**Directions**.
a) In the Picturegoer passage, which stunt star is described as "homebody Ruth"?
b) Quote the Picturegoer passage from "4. Negotiating British" to "of consumer desire.", inclusive.

** START OF Passage **

4. Negotiating British femininity

[4.1] In its mediation of female representations, the official content of Picturegoer attempted something of a balancing act, allowing space for the exploration of female self-expression while simultaneously affirming more conservative gender values. Advertising bordering almost every page of the publication constructed narratives of domestic and heterosexual female independence in relation to narratives of consumer desire.

[4.2] Picturegoer advertisements for Persil washing powder across the 1920s, for example, promised to have "abolished wash-day" (December 1923, 17) and given "the freedom to a million women…to call your day your own," (April 1927, 68) while Perservene boasted that washing could be finished in "record time…to dress and off to the pictures in the afternoon" (December 1923, 17). Khansana lipstick promotions, echoing dozens of cosmetic advertisements in the magazine, guaranteed "a new thrill for every women—in her mirror" (January 1928, 55). These narratives of "thrill" and free time were safely contained within domestic structures, which ultimately led the consuming female gaze from products designed to create leisure opportunities and personal allure back to home, family, and female domesticity (improving the routine of "wash day," and so on).

[4.3] The written content of the magazine fed into the construction of these narratives of temporary liberation by excessively foregrounding the "voice" and self-expression of female stars. One of the most prominent aspects of the magazine is the dominance of the pronoun and the possessive in interview and article headings—"What I Should Like to Be" (January 1920, 40); "Mainly About Me" (October 1921, 22); "Why I Like Work" (October 1918, 343); "How I Got a Start" (February 1918, 173); "When My Chance Came" (April 1921, 22); "How I Felt in Pictures" (March 1918, 227)—along with direct questions to the reader—"Why Should Women Propose?" (May 1920, 533); "Have We No 'It' Girls?" (December 1928, 39); "Who Is the Most Popular Film Star?" (February 1925, 4).

[4.4] A strong sense of the importance of female opinion can be gleaned from these articles. Yet while bestowing apparent self-definition with one hand, the magazine paralleled its advertising in efforts to reinforce the temporary nature of such discourses with the other, affirming a heterosexual domestic focus within much of its sustained writing about the private lives of female stars.

[4.5] A regular crop of "star home life" articles praising the domesticity of female stars appeared across the decade. Interviews with the stunt star Ruth Roland, for example, while acknowledging her abilities in boxing, riding, shooting, and fencing, stressed that the title "homebody Ruth" (January 1921, 34) was much closer to her real personality. Articles offset her "masculinity" against the more feminized image of a "pretty, dainty, and winsome" (February 1918, 173) star who professed to "love cooking" (June 1921, 43) and represented "as much of a home-girl as the most old-fashioned of our grandparents could desire" (June 1921, 43).

** END OF Passage **
** START OF Data rows **

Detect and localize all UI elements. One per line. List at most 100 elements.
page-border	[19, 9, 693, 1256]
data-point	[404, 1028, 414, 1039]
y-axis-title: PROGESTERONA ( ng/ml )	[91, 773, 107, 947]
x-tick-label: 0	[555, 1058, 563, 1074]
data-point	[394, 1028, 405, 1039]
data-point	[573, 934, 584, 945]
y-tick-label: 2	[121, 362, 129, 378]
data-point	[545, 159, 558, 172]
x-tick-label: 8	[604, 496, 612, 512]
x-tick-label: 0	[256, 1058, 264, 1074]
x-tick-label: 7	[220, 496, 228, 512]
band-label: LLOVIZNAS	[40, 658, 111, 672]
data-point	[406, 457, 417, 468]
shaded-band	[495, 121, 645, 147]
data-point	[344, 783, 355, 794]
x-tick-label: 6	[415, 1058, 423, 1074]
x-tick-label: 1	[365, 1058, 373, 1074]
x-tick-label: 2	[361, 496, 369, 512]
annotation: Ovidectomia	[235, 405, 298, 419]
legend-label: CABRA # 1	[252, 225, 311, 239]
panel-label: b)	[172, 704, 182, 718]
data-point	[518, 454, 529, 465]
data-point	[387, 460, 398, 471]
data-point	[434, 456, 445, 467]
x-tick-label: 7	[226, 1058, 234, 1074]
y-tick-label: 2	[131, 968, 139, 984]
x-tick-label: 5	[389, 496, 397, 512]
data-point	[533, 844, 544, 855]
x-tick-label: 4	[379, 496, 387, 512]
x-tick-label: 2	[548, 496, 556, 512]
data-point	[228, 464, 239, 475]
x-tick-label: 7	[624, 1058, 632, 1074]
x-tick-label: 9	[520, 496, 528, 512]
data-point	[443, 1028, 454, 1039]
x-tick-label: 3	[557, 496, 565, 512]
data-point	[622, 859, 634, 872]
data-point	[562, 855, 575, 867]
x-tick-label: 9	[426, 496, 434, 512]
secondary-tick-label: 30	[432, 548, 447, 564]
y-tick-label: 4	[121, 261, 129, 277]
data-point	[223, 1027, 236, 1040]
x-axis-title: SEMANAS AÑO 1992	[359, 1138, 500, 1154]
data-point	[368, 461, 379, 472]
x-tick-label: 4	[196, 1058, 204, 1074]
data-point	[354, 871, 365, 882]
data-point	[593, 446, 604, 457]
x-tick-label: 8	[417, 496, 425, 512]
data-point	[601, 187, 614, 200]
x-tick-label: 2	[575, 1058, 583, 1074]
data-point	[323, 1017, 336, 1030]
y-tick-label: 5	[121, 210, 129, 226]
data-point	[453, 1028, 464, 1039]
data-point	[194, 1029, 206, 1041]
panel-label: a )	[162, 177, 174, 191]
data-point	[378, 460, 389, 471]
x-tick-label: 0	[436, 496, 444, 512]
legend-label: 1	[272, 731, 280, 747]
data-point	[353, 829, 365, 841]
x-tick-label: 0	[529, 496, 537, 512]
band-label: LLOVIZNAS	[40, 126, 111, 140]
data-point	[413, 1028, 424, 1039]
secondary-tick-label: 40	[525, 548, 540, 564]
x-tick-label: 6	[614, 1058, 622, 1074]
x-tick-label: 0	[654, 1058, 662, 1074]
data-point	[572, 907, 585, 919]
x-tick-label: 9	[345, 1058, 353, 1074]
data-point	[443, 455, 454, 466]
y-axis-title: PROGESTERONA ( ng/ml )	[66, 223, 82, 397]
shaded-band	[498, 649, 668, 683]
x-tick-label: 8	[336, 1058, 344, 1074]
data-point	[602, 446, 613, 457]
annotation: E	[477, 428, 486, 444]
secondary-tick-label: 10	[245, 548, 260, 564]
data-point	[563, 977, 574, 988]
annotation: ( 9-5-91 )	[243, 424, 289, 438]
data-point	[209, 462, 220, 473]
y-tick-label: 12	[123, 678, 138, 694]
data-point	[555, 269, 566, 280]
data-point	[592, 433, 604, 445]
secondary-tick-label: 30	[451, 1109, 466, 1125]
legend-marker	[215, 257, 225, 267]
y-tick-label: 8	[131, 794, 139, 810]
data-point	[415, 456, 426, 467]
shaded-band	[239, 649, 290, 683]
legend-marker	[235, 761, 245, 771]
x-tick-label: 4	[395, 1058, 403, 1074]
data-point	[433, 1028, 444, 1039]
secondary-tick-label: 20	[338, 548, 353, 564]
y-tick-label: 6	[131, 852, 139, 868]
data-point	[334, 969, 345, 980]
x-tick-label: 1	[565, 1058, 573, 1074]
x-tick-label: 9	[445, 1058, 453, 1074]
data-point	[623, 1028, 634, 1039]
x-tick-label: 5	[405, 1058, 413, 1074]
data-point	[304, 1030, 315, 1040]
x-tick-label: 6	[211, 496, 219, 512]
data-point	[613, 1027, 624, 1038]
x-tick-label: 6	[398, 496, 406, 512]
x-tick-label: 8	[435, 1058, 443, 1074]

** END OF Data rows **

**Problem solutions**.
a) Ruth Roland

b)
4. Negotiating British femininity

[4.1] In its mediation of female representations, the official content of Picturegoer attempted something of a balancing act, allowing space for the exploration of female self-expression while simultaneously affirming more conservative gender values. Advertising bordering almost every page of the publication constructed narratives of domestic and heterosexual female independence in relation to narratives of consumer desire.